::: RECORDS SUPPLIED

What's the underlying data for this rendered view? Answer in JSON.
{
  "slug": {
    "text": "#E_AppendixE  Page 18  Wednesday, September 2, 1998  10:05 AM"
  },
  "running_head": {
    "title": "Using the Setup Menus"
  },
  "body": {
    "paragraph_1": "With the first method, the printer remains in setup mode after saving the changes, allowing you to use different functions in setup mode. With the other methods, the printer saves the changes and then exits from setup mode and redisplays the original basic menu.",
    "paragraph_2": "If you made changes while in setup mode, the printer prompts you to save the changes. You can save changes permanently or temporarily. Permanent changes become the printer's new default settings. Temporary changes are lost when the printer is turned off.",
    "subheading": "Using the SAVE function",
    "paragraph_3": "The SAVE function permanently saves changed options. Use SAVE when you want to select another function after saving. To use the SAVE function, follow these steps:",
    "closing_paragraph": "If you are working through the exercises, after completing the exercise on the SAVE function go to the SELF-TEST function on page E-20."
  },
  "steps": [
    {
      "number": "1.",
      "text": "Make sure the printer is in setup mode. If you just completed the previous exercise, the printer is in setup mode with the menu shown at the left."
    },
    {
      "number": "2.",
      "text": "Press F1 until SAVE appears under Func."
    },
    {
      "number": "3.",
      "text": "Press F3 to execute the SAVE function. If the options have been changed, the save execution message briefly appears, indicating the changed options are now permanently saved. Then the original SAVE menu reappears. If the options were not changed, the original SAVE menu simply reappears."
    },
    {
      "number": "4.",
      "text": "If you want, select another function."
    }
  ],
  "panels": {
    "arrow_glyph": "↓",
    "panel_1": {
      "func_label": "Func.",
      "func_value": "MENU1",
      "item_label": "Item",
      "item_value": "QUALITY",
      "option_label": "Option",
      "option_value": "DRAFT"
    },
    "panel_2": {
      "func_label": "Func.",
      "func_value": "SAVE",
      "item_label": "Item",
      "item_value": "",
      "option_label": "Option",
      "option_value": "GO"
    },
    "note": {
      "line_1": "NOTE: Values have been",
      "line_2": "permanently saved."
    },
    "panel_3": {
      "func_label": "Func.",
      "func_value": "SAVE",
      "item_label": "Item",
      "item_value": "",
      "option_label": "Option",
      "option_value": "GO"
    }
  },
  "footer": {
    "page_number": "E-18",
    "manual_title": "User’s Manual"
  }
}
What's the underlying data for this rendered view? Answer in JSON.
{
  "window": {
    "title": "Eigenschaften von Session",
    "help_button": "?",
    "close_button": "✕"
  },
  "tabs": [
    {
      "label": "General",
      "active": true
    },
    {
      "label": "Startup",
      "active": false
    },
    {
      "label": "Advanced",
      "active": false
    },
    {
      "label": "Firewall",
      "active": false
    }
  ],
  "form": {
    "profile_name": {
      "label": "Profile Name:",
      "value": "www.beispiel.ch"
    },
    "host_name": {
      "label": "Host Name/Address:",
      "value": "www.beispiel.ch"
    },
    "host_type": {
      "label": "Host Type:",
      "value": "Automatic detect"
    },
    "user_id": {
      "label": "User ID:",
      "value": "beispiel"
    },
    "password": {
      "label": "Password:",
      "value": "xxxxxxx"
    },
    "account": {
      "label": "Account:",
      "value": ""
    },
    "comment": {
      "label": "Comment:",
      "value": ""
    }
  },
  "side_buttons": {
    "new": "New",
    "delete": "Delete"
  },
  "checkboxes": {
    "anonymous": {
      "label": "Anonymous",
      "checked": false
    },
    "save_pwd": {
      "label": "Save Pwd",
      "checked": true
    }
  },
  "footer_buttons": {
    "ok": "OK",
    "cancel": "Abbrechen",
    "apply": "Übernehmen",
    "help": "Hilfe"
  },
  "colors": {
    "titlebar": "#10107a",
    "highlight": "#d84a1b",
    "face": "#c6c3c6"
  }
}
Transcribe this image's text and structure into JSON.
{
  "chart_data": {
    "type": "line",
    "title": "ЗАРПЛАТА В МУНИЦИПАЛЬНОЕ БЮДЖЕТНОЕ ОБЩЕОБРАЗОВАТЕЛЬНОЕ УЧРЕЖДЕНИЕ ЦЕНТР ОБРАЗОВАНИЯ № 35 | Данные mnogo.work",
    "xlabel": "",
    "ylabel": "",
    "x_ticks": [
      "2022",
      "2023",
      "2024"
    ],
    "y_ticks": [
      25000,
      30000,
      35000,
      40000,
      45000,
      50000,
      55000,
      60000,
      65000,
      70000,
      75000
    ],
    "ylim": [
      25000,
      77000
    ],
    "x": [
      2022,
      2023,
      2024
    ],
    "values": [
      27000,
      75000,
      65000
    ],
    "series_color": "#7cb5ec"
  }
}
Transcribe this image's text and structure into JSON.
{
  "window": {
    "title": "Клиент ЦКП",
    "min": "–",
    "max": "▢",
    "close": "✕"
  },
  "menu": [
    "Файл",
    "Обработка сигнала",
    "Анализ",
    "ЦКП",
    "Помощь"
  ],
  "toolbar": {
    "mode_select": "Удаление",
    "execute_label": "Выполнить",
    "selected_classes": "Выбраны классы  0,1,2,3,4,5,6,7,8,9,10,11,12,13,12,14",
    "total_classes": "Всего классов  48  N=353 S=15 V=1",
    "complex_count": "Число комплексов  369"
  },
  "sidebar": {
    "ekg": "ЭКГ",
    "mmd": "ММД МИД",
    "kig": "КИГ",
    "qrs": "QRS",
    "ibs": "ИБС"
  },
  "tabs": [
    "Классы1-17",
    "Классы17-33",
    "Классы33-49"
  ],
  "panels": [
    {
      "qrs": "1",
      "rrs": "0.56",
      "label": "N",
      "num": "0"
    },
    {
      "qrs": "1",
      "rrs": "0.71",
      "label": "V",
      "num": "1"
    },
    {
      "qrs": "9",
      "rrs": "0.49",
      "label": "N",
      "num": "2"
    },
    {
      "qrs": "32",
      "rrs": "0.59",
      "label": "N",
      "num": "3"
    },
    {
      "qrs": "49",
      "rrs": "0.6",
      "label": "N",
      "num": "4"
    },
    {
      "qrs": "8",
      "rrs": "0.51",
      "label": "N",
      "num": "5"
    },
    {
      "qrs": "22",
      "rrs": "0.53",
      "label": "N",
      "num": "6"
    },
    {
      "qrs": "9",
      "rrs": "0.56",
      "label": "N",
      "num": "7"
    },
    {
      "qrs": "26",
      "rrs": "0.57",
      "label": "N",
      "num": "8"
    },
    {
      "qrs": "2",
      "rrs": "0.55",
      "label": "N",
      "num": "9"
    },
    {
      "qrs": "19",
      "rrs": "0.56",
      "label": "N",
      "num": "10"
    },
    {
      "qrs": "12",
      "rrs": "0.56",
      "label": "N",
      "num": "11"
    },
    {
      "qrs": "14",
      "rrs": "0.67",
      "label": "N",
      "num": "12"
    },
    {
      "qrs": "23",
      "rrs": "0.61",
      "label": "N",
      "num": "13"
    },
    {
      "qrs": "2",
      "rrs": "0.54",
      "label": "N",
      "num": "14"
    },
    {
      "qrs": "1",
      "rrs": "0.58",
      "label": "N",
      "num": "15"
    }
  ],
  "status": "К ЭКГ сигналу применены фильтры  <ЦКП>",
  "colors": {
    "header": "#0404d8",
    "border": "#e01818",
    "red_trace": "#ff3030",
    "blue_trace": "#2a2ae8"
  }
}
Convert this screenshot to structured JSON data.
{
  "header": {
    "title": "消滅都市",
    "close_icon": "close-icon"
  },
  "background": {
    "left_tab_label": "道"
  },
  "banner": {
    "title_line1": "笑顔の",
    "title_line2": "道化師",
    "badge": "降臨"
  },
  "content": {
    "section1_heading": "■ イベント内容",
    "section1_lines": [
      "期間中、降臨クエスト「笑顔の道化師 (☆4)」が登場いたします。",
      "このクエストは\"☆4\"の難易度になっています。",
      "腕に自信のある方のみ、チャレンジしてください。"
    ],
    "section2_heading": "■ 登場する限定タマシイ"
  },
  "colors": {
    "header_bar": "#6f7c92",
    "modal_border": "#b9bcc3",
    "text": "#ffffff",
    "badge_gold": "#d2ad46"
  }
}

::::::

WRITTEN TASK: Working from the entries above, return all lines that contain "changed".

OUTPUT OF THE EXERCISE:
    "paragraph_3": "The SAVE function permanently saves changed options. Use SAVE when you want to select another function after saving. To use the SAVE function, follow these steps:",
      "text": "Press F3 to execute the SAVE function. If the options have been changed, the save execution message briefly appears, indicating the changed options are now permanently saved. Then the original SAVE menu reappears. If the options were not changed, the original SAVE menu simply reappears."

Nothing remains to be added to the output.